▶ _Challenge 1_:
Copy word for word the passage of the Trader Joe's article between "In a city already" and "Still confused?", inclusive.
---------- Quoted text ----------
Trader Joe's Fan - Cult of Joes

From the NY Post Website

New Yorkers salivate for eccentric grocer's March 17 debut Software designer David Galbraith pronounces himself "stoked." East Village resident Brooke Nipar has been talking about it for months. And artist E.V. Day says she's "so excited I'm frothing at the mouth."

The event that has them in such a dither: the opening of a gourmet food store on 14th Street near Union Square.

In a city already awash in enough extra-virgin Tuscan olive oil and organic fingerling potatoes to keep an army of foodies in rations until the next millennium, that might seem an odd cause for jubilation. But this isn't just any gourmet food store - it's the city's first outpost of Trader Joe's, set to open March 17 at 142 E. 14th St., near Third Avenue.

Still confused?

New York, meet Trader Joe's, a 39-year-old California-based chain that inspires a fervor among its many rabid fans that might seem a little unusual to the uninitiated. They sing the praises of its prices (so cheap!), its exotic treats (the Thai lime-and-chile cashews!) the cheerful, Hawaiian-shirted workers (so friendly!), the goofy humor (so down-to-earth!). There are two Web sites devoted to Trader Joe's, and at least one singles group for Trader Joe's shoppers, based in Seattle.

"It's the only supermarket I know that has a cult following," marvels Len Lewis, a business writer and the author of the new book "The Trader Joe's Adventure: Turning a Unique Approach to Business Into a Retail and Cultural Phenomenon."

"It's unique among retail food stores. It's kind of like the Grateful Dead of supermarkets."

The object of all that adulation is a chain of 250 stores, spread over 19 states, that has its roots in Southern California. The namesake and founder, Joe Coulombe, owned a chain of convenience stores around Los Angeles that in 1967 he upscaled into gourmet-food operations selling imported and specialty items at bargain prices.

Though the chain is now owned by a German grocery conglomerate, Aldi, much of the template for those initial stores survives: cedar-plank walls, a nautical theme, an irreverent sense of humor, workers in Hawaiian shirts who bear the titles captain (store manager), first mate (assistant manager) and crew member. And rock-bottom prices on a wide range of often-beguiling items, from spinach and goat-cheese quesadillas and soy-and-flaxseed tortilla chips to shade-grown French roast coffee and frozen shrimp tempura, 80 percent of them sporting the Trader Joe's house label.
---------- Source material ----------
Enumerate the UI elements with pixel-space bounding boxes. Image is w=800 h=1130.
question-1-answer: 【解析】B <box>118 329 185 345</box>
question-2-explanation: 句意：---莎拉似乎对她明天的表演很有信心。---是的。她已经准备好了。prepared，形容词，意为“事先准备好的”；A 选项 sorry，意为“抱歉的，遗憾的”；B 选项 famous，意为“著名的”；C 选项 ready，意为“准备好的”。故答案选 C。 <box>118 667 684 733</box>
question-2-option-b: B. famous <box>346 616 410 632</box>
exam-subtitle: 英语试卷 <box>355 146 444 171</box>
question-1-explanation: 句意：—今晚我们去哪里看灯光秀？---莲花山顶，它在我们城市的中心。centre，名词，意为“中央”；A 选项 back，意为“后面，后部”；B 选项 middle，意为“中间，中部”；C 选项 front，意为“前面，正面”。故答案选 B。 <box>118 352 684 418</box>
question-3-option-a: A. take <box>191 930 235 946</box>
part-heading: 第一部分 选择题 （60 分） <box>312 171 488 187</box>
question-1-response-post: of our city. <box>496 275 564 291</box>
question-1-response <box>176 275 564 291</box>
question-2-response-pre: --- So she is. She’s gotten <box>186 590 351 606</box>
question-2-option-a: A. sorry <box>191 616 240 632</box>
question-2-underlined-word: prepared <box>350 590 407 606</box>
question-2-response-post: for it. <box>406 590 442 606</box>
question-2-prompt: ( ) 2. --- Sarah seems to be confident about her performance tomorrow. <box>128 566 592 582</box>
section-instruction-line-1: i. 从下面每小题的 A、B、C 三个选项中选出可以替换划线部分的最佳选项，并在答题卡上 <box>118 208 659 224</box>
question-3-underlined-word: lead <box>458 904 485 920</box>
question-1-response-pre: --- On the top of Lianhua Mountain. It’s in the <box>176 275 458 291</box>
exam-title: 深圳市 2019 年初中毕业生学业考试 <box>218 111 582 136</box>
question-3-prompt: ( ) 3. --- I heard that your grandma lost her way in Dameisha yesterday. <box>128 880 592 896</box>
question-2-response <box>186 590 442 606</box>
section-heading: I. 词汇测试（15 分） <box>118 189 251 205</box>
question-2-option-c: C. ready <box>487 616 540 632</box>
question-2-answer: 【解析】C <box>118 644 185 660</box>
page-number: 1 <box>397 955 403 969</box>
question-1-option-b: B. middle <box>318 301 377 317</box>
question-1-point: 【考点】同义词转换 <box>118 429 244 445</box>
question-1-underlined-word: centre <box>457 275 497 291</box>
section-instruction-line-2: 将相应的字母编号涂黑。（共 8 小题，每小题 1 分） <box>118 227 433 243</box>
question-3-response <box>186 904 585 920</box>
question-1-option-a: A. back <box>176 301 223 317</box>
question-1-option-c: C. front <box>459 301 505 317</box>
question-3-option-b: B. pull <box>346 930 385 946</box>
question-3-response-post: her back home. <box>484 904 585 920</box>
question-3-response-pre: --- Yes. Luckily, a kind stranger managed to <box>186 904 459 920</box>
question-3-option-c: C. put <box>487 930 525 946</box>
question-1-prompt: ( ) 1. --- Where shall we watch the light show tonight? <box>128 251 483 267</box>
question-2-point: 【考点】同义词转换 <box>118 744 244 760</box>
----------
▶ _Challenge 2_:
Reproduce the listing verbatim from its first line through the line that contains "667 684 733</box>", inclusive.

▶ _Full response 1_:
In a city already awash in enough extra-virgin Tuscan olive oil and organic fingerling potatoes to keep an army of foodies in rations until the next millennium, that might seem an odd cause for jubilation. But this isn't just any gourmet food store - it's the city's first outpost of Trader Joe's, set to open March 17 at 142 E. 14th St., near Third Avenue.

Still confused?

▶ _Full response 2_:
Enumerate the UI elements with pixel-space bounding boxes. Image is w=800 h=1130.
question-1-answer: 【解析】B <box>118 329 185 345</box>
question-2-explanation: 句意：---莎拉似乎对她明天的表演很有信心。---是的。她已经准备好了。prepared，形容词，意为“事先准备好的”；A 选项 sorry，意为“抱歉的，遗憾的”；B 选项 famous，意为“著名的”；C 选项 ready，意为“准备好的”。故答案选 C。 <box>118 667 684 733</box>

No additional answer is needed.